Recorded data
· · · · · · ·

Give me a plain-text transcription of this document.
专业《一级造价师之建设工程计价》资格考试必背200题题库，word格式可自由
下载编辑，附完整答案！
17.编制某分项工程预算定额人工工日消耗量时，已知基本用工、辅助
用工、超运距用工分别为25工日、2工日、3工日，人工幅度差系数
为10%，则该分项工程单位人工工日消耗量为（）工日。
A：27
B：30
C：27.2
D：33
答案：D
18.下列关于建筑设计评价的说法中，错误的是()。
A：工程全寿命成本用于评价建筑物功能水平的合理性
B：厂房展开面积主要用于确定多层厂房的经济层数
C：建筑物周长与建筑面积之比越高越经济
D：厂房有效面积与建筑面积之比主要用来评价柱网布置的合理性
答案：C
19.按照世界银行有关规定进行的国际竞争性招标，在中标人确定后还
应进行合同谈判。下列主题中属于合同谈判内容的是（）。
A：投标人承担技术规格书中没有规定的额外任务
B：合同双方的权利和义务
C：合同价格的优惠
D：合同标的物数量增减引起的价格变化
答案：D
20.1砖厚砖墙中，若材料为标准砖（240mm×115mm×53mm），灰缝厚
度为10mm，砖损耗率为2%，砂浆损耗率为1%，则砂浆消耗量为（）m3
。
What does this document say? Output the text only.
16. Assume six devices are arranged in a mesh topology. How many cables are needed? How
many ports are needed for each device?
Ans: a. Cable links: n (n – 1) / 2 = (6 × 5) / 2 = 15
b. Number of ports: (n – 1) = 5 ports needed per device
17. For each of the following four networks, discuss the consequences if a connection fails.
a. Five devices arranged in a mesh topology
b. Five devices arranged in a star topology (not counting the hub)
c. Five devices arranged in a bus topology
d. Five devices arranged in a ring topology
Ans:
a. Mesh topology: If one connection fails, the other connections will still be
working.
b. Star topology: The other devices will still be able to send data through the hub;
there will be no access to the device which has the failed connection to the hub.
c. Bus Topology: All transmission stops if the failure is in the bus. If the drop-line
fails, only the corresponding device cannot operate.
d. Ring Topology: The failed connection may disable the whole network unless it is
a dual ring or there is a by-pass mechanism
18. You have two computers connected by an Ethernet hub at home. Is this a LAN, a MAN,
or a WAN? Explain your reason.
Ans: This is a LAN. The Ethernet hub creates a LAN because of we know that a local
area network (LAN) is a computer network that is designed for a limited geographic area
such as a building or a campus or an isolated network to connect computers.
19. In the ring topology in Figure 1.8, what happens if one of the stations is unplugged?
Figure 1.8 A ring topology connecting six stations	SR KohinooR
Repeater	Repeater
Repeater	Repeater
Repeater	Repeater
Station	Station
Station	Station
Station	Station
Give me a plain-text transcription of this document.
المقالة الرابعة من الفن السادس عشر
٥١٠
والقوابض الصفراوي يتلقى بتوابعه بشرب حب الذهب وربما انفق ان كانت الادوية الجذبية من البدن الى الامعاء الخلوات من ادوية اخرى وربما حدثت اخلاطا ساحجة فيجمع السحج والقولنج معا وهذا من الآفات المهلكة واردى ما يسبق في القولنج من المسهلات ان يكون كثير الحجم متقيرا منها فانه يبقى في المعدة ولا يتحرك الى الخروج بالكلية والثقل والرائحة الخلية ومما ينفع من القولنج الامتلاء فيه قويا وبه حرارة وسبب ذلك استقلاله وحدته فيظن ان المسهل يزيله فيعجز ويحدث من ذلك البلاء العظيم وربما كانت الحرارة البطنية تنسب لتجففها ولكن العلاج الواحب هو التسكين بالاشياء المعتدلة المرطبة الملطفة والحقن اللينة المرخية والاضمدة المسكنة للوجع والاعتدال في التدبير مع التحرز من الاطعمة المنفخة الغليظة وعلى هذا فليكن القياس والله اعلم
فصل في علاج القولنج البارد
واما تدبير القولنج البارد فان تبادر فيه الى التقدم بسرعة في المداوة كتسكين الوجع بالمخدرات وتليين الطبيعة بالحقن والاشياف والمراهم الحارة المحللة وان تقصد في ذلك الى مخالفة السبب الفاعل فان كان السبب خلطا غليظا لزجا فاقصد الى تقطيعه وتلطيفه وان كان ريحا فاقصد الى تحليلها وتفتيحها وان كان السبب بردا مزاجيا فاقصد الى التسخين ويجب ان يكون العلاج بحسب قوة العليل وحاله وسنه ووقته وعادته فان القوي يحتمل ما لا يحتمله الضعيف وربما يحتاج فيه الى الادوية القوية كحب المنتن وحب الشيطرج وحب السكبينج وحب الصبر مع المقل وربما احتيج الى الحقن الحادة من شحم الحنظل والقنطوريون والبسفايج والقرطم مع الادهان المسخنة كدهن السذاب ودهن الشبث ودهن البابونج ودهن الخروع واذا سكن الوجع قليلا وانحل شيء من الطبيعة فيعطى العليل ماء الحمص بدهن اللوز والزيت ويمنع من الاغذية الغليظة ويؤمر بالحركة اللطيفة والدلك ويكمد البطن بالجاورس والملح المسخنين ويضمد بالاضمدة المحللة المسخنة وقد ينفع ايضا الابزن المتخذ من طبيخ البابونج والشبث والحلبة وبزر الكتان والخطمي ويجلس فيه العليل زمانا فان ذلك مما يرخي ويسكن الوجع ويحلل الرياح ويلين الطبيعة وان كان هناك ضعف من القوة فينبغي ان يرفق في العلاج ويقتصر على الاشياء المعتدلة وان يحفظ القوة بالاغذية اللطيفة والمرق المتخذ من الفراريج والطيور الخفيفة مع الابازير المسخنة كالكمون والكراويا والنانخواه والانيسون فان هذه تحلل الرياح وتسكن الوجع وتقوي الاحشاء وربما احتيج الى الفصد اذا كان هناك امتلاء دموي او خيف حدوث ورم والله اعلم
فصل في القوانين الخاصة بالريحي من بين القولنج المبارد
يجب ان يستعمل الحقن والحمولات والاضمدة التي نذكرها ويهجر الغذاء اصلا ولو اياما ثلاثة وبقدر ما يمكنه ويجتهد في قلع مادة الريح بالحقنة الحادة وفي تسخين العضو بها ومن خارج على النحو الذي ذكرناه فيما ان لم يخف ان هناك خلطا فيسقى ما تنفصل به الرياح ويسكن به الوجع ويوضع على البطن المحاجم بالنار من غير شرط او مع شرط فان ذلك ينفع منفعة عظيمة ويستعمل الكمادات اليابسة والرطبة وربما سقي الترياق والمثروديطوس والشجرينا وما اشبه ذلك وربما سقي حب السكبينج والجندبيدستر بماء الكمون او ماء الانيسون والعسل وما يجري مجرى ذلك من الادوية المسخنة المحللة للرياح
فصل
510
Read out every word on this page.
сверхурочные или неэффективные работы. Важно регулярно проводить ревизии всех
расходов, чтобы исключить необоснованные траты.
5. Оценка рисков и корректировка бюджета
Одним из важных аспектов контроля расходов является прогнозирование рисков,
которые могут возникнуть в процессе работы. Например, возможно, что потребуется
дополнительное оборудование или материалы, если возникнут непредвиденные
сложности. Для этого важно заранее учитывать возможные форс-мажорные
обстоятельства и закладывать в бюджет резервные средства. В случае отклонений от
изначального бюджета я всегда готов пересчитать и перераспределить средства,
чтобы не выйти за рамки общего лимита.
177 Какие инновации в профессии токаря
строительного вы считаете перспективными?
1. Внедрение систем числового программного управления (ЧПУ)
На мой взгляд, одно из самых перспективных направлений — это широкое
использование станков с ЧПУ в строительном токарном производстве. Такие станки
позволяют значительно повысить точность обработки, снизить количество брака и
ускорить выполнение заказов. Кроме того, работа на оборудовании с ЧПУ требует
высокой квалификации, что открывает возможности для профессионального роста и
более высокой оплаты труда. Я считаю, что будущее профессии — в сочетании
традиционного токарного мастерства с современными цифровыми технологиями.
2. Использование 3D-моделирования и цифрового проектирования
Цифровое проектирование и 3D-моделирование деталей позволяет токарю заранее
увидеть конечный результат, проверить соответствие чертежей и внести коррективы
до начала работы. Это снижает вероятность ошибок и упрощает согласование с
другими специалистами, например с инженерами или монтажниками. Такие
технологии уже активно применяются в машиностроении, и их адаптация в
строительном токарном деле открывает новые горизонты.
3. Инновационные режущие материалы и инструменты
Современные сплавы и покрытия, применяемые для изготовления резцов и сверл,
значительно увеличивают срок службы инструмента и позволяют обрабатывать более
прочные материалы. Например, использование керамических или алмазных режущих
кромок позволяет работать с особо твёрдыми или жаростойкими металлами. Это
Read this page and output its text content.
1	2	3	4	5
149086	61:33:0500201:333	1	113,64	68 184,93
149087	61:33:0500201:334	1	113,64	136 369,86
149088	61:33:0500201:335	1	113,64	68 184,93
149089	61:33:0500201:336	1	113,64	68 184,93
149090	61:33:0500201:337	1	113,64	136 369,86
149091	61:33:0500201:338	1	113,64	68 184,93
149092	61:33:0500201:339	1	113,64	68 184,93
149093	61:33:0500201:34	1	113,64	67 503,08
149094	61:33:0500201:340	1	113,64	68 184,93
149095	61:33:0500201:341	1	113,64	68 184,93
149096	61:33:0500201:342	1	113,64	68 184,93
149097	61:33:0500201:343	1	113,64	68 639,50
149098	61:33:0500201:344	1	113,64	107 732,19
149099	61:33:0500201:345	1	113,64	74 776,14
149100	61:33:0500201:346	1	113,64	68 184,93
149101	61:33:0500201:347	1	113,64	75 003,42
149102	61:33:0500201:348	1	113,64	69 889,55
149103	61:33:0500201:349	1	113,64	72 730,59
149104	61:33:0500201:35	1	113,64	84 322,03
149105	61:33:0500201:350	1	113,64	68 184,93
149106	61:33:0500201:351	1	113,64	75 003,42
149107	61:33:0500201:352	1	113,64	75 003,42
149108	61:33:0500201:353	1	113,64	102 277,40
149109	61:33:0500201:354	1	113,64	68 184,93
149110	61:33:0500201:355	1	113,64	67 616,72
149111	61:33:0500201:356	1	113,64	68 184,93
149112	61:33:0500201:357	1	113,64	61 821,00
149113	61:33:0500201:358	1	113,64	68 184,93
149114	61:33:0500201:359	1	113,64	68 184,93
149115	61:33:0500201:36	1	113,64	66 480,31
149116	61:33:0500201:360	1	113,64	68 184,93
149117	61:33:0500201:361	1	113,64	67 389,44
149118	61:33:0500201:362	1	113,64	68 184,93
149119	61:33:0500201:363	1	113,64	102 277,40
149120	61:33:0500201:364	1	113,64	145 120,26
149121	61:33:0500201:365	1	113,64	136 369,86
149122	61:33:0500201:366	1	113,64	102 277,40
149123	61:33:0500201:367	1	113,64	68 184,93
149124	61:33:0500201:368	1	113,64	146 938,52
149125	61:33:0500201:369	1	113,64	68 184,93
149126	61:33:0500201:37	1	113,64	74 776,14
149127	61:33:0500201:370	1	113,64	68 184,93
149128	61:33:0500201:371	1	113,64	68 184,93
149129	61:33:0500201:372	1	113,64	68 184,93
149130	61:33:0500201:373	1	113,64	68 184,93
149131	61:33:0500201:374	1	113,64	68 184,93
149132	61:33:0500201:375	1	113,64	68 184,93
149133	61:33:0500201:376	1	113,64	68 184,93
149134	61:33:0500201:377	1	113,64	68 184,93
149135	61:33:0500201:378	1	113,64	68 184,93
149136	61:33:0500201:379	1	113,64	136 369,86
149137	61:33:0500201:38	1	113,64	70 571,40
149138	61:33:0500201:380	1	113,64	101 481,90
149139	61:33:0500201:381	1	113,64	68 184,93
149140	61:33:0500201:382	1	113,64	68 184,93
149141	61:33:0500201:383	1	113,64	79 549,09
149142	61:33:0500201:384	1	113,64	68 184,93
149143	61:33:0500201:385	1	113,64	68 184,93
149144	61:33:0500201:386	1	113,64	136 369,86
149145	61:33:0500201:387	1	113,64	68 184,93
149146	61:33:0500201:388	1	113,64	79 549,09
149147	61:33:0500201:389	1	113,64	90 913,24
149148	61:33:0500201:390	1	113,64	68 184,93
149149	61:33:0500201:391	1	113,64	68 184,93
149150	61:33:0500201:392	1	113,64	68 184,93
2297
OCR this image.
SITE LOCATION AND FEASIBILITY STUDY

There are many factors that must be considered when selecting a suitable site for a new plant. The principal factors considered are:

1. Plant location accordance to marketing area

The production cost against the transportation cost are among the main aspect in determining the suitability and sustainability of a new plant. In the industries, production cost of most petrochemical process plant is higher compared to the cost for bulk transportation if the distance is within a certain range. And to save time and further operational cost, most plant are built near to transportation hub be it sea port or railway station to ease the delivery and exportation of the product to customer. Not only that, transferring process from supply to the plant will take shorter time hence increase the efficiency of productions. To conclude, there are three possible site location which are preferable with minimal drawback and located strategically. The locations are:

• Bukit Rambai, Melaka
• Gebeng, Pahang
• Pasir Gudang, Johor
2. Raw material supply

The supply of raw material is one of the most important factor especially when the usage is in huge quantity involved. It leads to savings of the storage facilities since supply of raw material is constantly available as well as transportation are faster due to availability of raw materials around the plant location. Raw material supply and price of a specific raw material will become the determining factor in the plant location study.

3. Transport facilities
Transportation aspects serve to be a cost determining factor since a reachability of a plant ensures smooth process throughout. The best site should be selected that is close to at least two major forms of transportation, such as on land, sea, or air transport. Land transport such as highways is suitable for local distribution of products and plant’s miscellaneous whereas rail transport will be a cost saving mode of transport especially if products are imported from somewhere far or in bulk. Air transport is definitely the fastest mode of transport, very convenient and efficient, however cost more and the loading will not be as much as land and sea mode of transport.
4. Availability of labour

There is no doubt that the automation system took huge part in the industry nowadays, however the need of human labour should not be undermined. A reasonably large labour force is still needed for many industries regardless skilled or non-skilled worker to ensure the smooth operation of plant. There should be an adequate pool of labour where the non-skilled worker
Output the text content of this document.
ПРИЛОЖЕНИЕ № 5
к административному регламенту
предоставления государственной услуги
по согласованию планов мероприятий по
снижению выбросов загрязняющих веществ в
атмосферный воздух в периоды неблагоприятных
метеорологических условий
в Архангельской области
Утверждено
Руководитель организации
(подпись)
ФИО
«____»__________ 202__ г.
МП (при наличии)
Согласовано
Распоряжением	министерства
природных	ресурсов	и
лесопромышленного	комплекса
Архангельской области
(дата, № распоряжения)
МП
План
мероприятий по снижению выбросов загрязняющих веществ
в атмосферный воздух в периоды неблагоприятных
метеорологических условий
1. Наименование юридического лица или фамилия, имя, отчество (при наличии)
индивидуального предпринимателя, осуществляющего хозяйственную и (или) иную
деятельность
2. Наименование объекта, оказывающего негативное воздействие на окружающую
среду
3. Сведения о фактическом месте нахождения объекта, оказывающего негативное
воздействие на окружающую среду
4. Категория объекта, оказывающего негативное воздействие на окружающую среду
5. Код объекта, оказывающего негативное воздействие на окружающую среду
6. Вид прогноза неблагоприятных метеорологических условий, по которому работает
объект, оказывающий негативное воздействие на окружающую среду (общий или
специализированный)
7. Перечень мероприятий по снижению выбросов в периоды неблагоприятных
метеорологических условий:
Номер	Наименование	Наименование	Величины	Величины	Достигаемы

· · · · · · ·

# [THE TASK]
Look through the records and gather each line with the word "рисков".

# [RESULT OF THE TASK]
5. Оценка рисков и корректировка бюджета
Одним из важных аспектов контроля расходов является прогнозирование рисков,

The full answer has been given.